--- Set task ---
Take the material below and retype it in full; pictures are left out.

## START Excerpted data

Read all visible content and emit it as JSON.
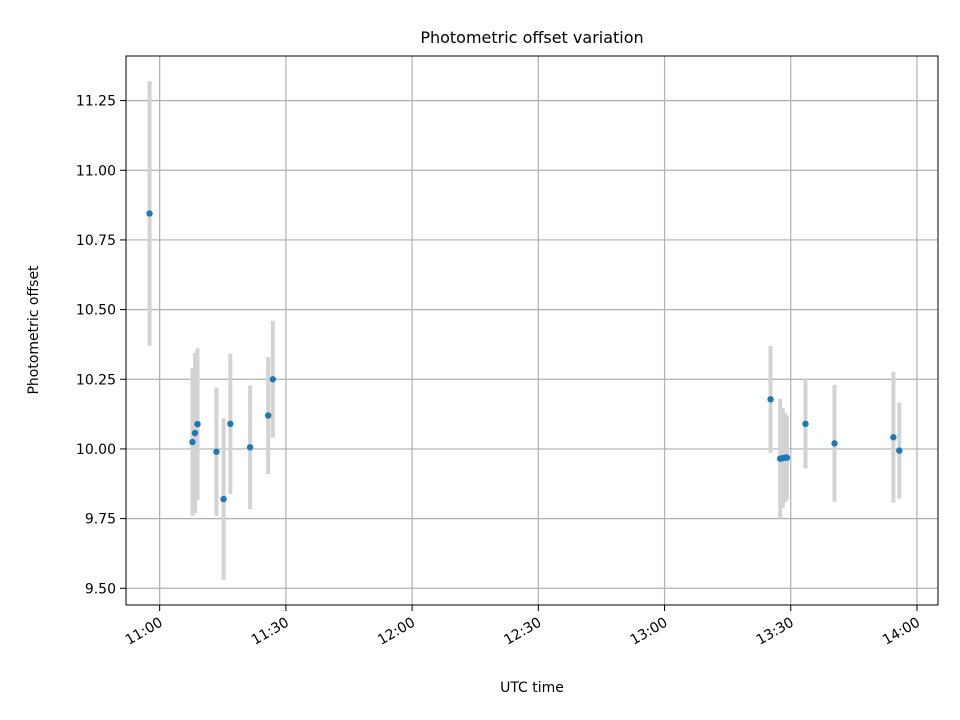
{
  "chart_data": {
    "type": "scatter",
    "title": "Photometric offset variation",
    "xlabel": "UTC time",
    "ylabel": "Photometric offset",
    "grid": true,
    "xlim": [
      "10:52",
      "14:05"
    ],
    "ylim": [
      9.44,
      11.41
    ],
    "x_ticks": [
      "11:00",
      "11:30",
      "12:00",
      "12:30",
      "13:00",
      "13:30",
      "14:00"
    ],
    "y_ticks": [
      9.5,
      9.75,
      10.0,
      10.25,
      10.5,
      10.75,
      11.0,
      11.25
    ],
    "colors": {
      "point": "#1f77b4",
      "errorbar": "#d3d3d3",
      "grid": "#b0b0b0"
    },
    "points": [
      {
        "t": "10:57:36",
        "y": 10.845,
        "err": 0.475
      },
      {
        "t": "11:07:48",
        "y": 10.025,
        "err": 0.265
      },
      {
        "t": "11:08:24",
        "y": 10.057,
        "err": 0.287
      },
      {
        "t": "11:09:00",
        "y": 10.089,
        "err": 0.272
      },
      {
        "t": "11:13:30",
        "y": 9.99,
        "err": 0.23
      },
      {
        "t": "11:15:12",
        "y": 9.82,
        "err": 0.29
      },
      {
        "t": "11:16:48",
        "y": 10.09,
        "err": 0.252
      },
      {
        "t": "11:21:30",
        "y": 10.006,
        "err": 0.222
      },
      {
        "t": "11:25:48",
        "y": 10.12,
        "err": 0.21
      },
      {
        "t": "11:26:54",
        "y": 10.25,
        "err": 0.21
      },
      {
        "t": "13:25:12",
        "y": 10.178,
        "err": 0.192
      },
      {
        "t": "13:27:30",
        "y": 9.965,
        "err": 0.215
      },
      {
        "t": "13:28:06",
        "y": 9.967,
        "err": 0.18
      },
      {
        "t": "13:28:42",
        "y": 9.969,
        "err": 0.16
      },
      {
        "t": "13:29:06",
        "y": 9.969,
        "err": 0.15
      },
      {
        "t": "13:33:30",
        "y": 10.09,
        "err": 0.16
      },
      {
        "t": "13:40:24",
        "y": 10.02,
        "err": 0.21
      },
      {
        "t": "13:54:24",
        "y": 10.042,
        "err": 0.235
      },
      {
        "t": "13:55:48",
        "y": 9.994,
        "err": 0.172
      }
    ]
  }
}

## END Excerpted data

--- Written response ---
Read all visible content and emit it as JSON.
{
  "chart_data": {
    "type": "scatter",
    "title": "Photometric offset variation",
    "xlabel": "UTC time",
    "ylabel": "Photometric offset",
    "grid": true,
    "xlim": [
      "10:52",
      "14:05"
    ],
    "ylim": [
      9.44,
      11.41
    ],
    "x_ticks": [
      "11:00",
      "11:30",
      "12:00",
      "12:30",
      "13:00",
      "13:30",
      "14:00"
    ],
    "y_ticks": [
      9.5,
      9.75,
      10.0,
      10.25,
      10.5,
      10.75,
      11.0,
      11.25
    ],
    "colors": {
      "point": "#1f77b4",
      "errorbar": "#d3d3d3",
      "grid": "#b0b0b0"
    },
    "points": [
      {
        "t": "10:57:36",
        "y": 10.845,
        "err": 0.475
      },
      {
        "t": "11:07:48",
        "y": 10.025,
        "err": 0.265
      },
      {
        "t": "11:08:24",
        "y": 10.057,
        "err": 0.287
      },
      {
        "t": "11:09:00",
        "y": 10.089,
        "err": 0.272
      },
      {
        "t": "11:13:30",
        "y": 9.99,
        "err": 0.23
      },
      {
        "t": "11:15:12",
        "y": 9.82,
        "err": 0.29
      },
      {
        "t": "11:16:48",
        "y": 10.09,
        "err": 0.252
      },
      {
        "t": "11:21:30",
        "y": 10.006,
        "err": 0.222
      },
      {
        "t": "11:25:48",
        "y": 10.12,
        "err": 0.21
      },
      {
        "t": "11:26:54",
        "y": 10.25,
        "err": 0.21
      },
      {
        "t": "13:25:12",
        "y": 10.178,
        "err": 0.192
      },
      {
        "t": "13:27:30",
        "y": 9.965,
        "err": 0.215
      },
      {
        "t": "13:28:06",
        "y": 9.967,
        "err": 0.18
      },
      {
        "t": "13:28:42",
        "y": 9.969,
        "err": 0.16
      },
      {
        "t": "13:29:06",
        "y": 9.969,
        "err": 0.15
      },
      {
        "t": "13:33:30",
        "y": 10.09,
        "err": 0.16
      },
      {
        "t": "13:40:24",
        "y": 10.02,
        "err": 0.21
      },
      {
        "t": "13:54:24",
        "y": 10.042,
        "err": 0.235
      },
      {
        "t": "13:55:48",
        "y": 9.994,
        "err": 0.172
      }
    ]
  }
}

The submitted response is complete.